___ Data provided
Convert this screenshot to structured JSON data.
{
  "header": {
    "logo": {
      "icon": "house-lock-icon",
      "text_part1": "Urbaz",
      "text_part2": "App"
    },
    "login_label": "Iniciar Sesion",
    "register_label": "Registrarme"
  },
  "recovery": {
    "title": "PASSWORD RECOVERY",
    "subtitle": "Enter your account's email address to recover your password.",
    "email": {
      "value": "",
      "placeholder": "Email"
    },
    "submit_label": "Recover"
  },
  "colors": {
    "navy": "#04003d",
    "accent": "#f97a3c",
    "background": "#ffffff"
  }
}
______
> Stated goal:
Restate each of the entries above verbatim.

> Completed exercise:
Convert this screenshot to structured JSON data.
{
  "header": {
    "logo": {
      "icon": "house-lock-icon",
      "text_part1": "Urbaz",
      "text_part2": "App"
    },
    "login_label": "Iniciar Sesion",
    "register_label": "Registrarme"
  },
  "recovery": {
    "title": "PASSWORD RECOVERY",
    "subtitle": "Enter your account's email address to recover your password.",
    "email": {
      "value": "",
      "placeholder": "Email"
    },
    "submit_label": "Recover"
  },
  "colors": {
    "navy": "#04003d",
    "accent": "#f97a3c",
    "background": "#ffffff"
  }
}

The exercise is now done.